**Stored rows**
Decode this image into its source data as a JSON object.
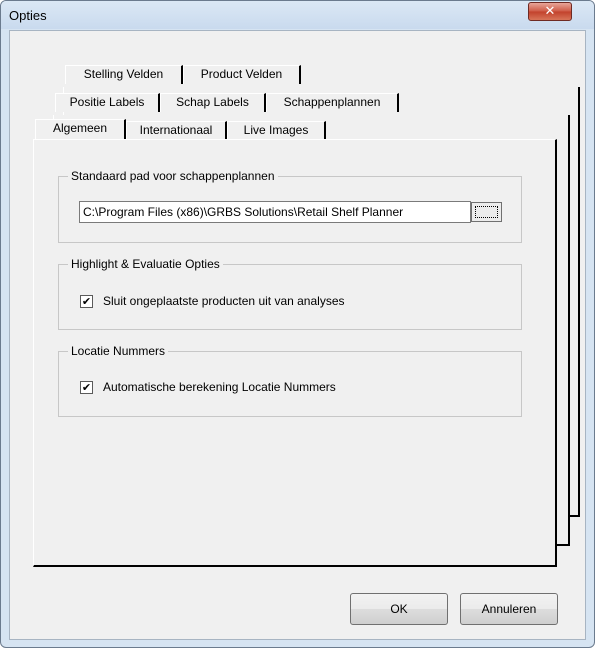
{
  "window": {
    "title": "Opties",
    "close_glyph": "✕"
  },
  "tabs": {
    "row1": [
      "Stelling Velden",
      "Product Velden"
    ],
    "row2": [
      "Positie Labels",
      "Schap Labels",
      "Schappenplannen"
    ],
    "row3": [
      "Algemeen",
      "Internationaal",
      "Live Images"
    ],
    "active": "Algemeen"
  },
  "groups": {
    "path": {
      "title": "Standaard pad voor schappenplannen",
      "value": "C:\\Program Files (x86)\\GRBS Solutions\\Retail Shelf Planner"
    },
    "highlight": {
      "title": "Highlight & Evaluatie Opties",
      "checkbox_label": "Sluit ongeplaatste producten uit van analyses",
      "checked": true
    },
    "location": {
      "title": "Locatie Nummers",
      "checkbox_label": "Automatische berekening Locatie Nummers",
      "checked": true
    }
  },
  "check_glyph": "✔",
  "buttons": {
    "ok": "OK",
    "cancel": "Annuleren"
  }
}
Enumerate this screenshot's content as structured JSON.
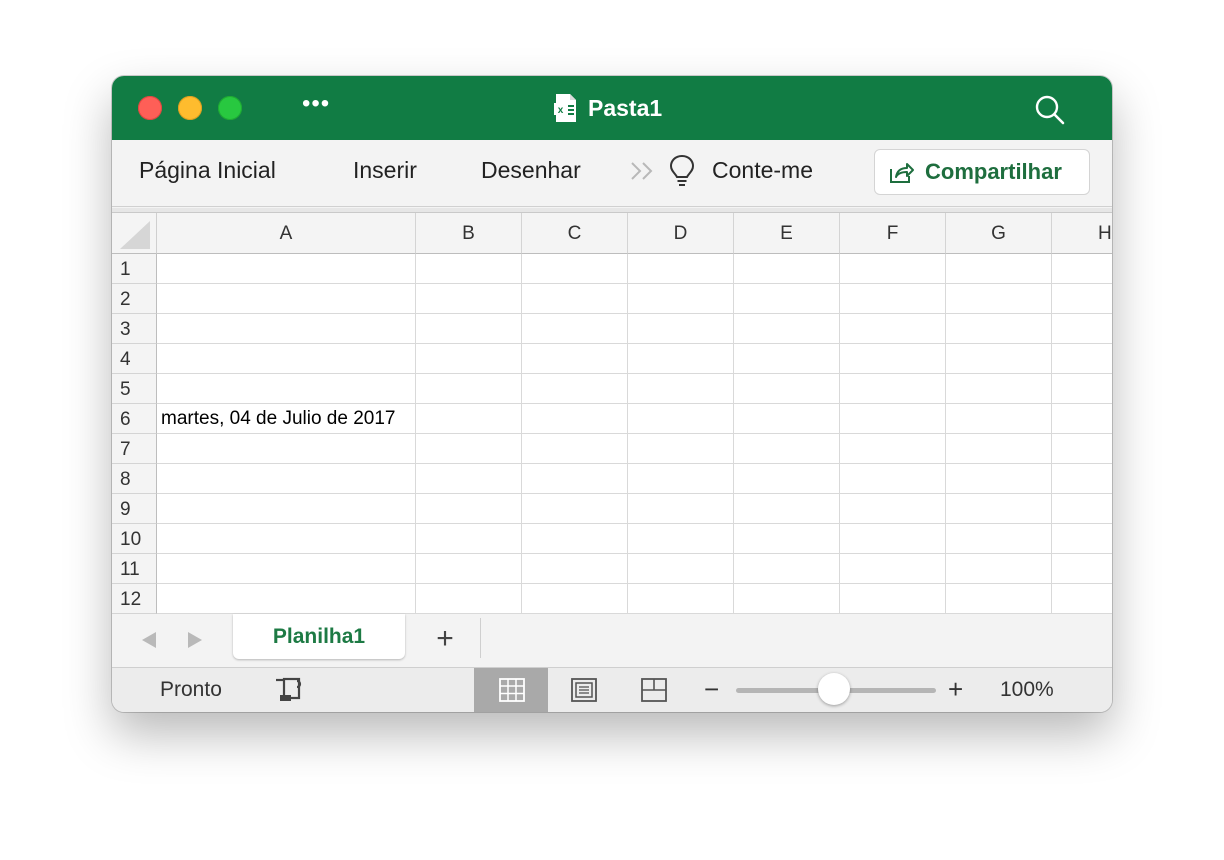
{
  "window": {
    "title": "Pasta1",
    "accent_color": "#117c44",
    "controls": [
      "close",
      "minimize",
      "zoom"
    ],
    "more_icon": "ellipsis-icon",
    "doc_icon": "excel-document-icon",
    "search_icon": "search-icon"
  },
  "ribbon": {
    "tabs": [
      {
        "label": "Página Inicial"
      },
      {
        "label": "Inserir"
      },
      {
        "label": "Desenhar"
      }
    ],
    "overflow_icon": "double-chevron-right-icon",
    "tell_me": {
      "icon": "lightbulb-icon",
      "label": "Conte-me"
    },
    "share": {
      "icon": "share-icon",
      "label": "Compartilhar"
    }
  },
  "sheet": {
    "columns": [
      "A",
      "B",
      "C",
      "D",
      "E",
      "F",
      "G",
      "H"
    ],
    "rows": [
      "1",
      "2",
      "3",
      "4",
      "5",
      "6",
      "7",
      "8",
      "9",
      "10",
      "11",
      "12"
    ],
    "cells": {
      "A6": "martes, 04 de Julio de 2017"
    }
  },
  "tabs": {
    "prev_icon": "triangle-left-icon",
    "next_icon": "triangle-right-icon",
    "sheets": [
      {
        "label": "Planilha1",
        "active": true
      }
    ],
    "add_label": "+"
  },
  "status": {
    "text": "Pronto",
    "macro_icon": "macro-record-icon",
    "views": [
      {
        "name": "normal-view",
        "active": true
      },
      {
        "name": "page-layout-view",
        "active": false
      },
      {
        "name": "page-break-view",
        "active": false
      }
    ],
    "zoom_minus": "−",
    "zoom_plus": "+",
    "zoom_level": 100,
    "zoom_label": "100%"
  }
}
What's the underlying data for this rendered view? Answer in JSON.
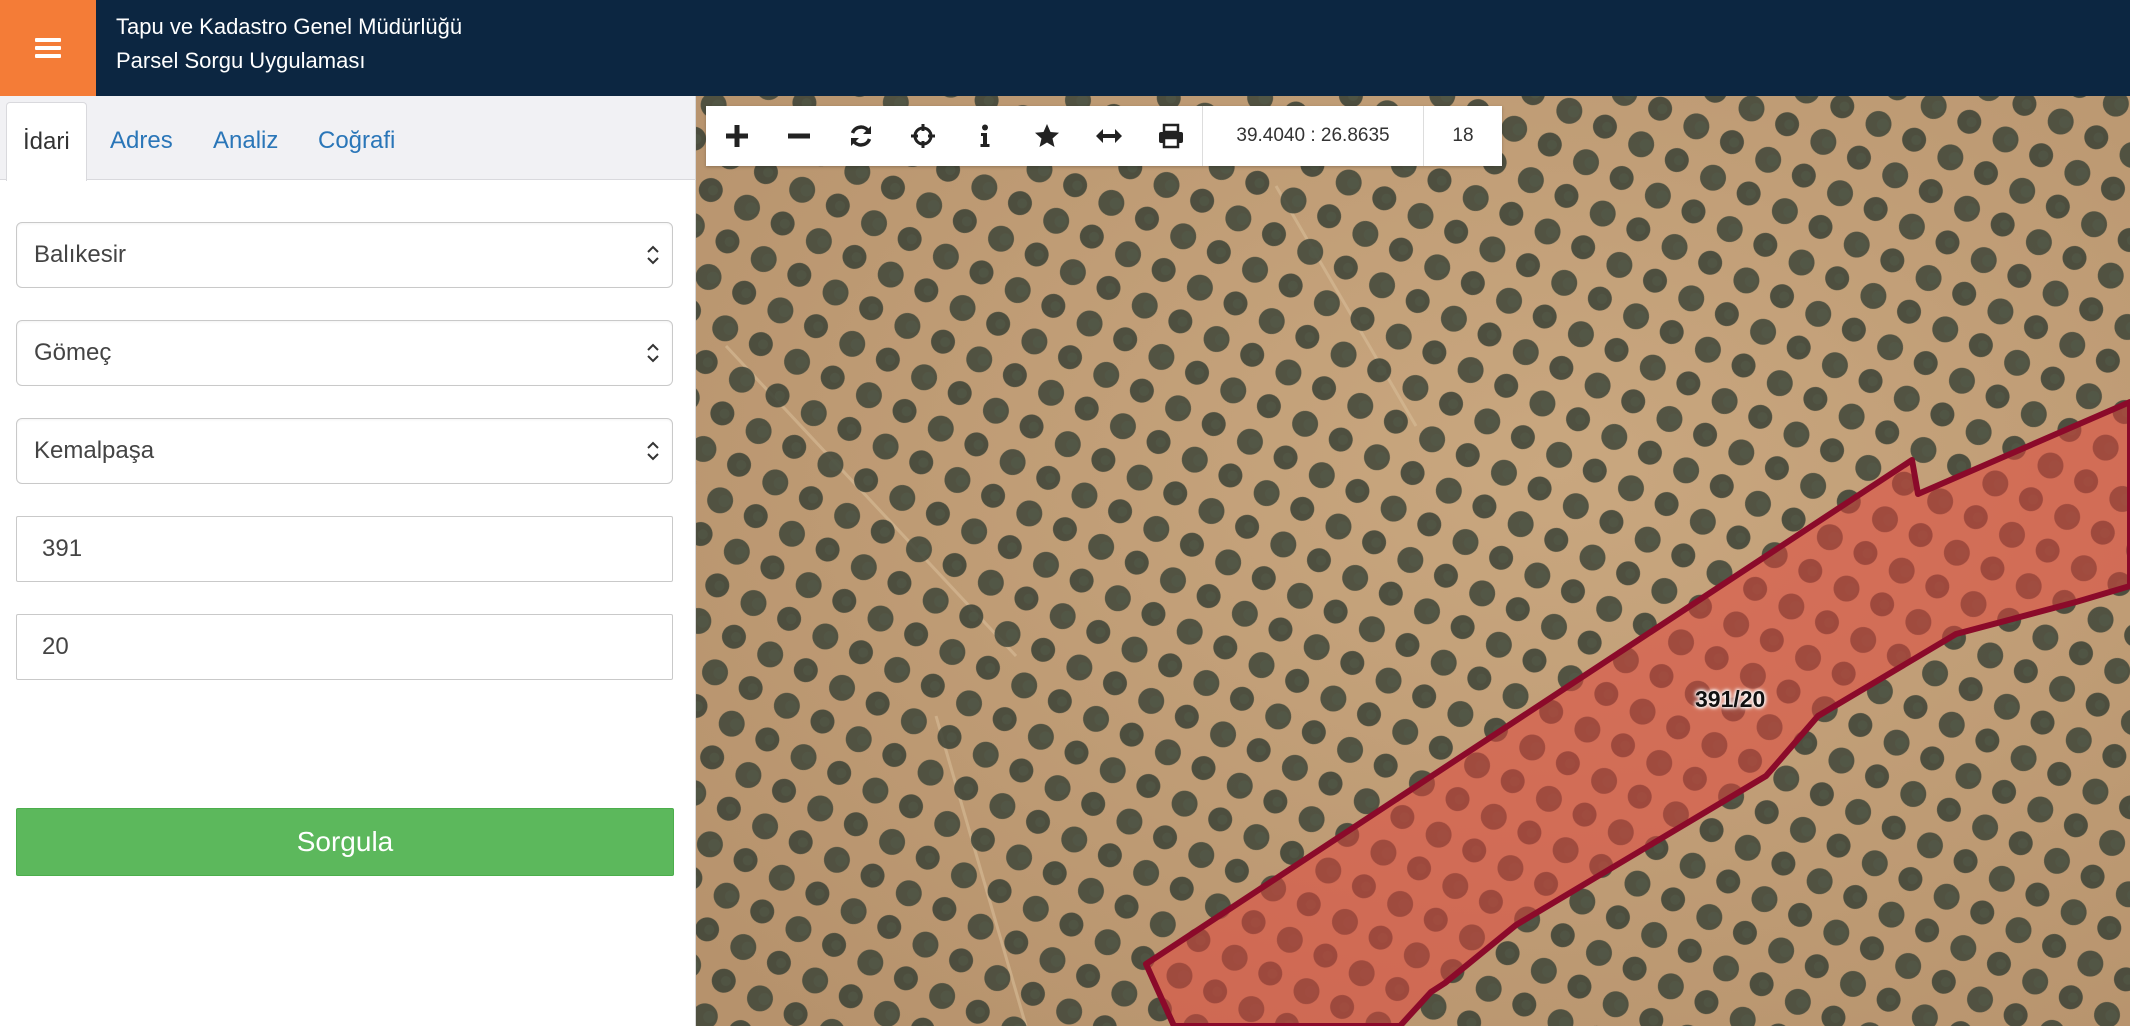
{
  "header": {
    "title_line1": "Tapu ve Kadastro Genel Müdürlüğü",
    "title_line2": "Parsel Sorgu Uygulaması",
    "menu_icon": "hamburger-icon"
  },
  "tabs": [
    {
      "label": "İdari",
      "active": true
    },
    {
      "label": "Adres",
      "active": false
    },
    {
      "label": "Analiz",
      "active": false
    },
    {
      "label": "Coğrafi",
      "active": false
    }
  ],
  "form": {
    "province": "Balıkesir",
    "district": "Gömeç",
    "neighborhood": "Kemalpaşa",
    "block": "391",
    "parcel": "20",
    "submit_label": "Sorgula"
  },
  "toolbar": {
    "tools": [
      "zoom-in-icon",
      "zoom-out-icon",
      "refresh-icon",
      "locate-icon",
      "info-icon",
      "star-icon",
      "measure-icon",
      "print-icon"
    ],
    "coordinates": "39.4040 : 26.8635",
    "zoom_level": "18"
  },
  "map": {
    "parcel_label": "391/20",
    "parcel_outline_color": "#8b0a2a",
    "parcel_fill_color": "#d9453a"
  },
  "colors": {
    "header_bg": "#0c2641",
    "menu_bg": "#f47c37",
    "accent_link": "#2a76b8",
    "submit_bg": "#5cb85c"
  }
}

**Short task**
Reproduce each line exactly, please, except for any pictures.

**Response for this exercise**
Decode this image into its source data as a JSON object.
{
  "window": {
    "title": "Opties",
    "close_glyph": "✕"
  },
  "tabs": {
    "row1": [
      "Stelling Velden",
      "Product Velden"
    ],
    "row2": [
      "Positie Labels",
      "Schap Labels",
      "Schappenplannen"
    ],
    "row3": [
      "Algemeen",
      "Internationaal",
      "Live Images"
    ],
    "active": "Algemeen"
  },
  "groups": {
    "path": {
      "title": "Standaard pad voor schappenplannen",
      "value": "C:\\Program Files (x86)\\GRBS Solutions\\Retail Shelf Planner"
    },
    "highlight": {
      "title": "Highlight & Evaluatie Opties",
      "checkbox_label": "Sluit ongeplaatste producten uit van analyses",
      "checked": true
    },
    "location": {
      "title": "Locatie Nummers",
      "checkbox_label": "Automatische berekening Locatie Nummers",
      "checked": true
    }
  },
  "check_glyph": "✔",
  "buttons": {
    "ok": "OK",
    "cancel": "Annuleren"
  }
}
Enumerate this screenshot's content as structured JSON.
{
  "window": {
    "title": "Pasta1",
    "accent_color": "#117c44",
    "controls": [
      "close",
      "minimize",
      "zoom"
    ],
    "more_icon": "ellipsis-icon",
    "doc_icon": "excel-document-icon",
    "search_icon": "search-icon"
  },
  "ribbon": {
    "tabs": [
      {
        "label": "Página Inicial"
      },
      {
        "label": "Inserir"
      },
      {
        "label": "Desenhar"
      }
    ],
    "overflow_icon": "double-chevron-right-icon",
    "tell_me": {
      "icon": "lightbulb-icon",
      "label": "Conte-me"
    },
    "share": {
      "icon": "share-icon",
      "label": "Compartilhar"
    }
  },
  "sheet": {
    "columns": [
      "A",
      "B",
      "C",
      "D",
      "E",
      "F",
      "G",
      "H"
    ],
    "rows": [
      "1",
      "2",
      "3",
      "4",
      "5",
      "6",
      "7",
      "8",
      "9",
      "10",
      "11",
      "12"
    ],
    "cells": {
      "A6": "martes, 04 de Julio de 2017"
    }
  },
  "tabs": {
    "prev_icon": "triangle-left-icon",
    "next_icon": "triangle-right-icon",
    "sheets": [
      {
        "label": "Planilha1",
        "active": true
      }
    ],
    "add_label": "+"
  },
  "status": {
    "text": "Pronto",
    "macro_icon": "macro-record-icon",
    "views": [
      {
        "name": "normal-view",
        "active": true
      },
      {
        "name": "page-layout-view",
        "active": false
      },
      {
        "name": "page-break-view",
        "active": false
      }
    ],
    "zoom_minus": "−",
    "zoom_plus": "+",
    "zoom_level": 100,
    "zoom_label": "100%"
  }
}
What's the underlying data for this rendered view? Answer in JSON.
{
  "header": {
    "title_line1": "Tapu ve Kadastro Genel Müdürlüğü",
    "title_line2": "Parsel Sorgu Uygulaması",
    "menu_icon": "hamburger-icon"
  },
  "tabs": [
    {
      "label": "İdari",
      "active": true
    },
    {
      "label": "Adres",
      "active": false
    },
    {
      "label": "Analiz",
      "active": false
    },
    {
      "label": "Coğrafi",
      "active": false
    }
  ],
  "form": {
    "province": "Balıkesir",
    "district": "Gömeç",
    "neighborhood": "Kemalpaşa",
    "block": "391",
    "parcel": "20",
    "submit_label": "Sorgula"
  },
  "toolbar": {
    "tools": [
      "zoom-in-icon",
      "zoom-out-icon",
      "refresh-icon",
      "locate-icon",
      "info-icon",
      "star-icon",
      "measure-icon",
      "print-icon"
    ],
    "coordinates": "39.4040 : 26.8635",
    "zoom_level": "18"
  },
  "map": {
    "parcel_label": "391/20",
    "parcel_outline_color": "#8b0a2a",
    "parcel_fill_color": "#d9453a"
  },
  "colors": {
    "header_bg": "#0c2641",
    "menu_bg": "#f47c37",
    "accent_link": "#2a76b8",
    "submit_bg": "#5cb85c"
  }
}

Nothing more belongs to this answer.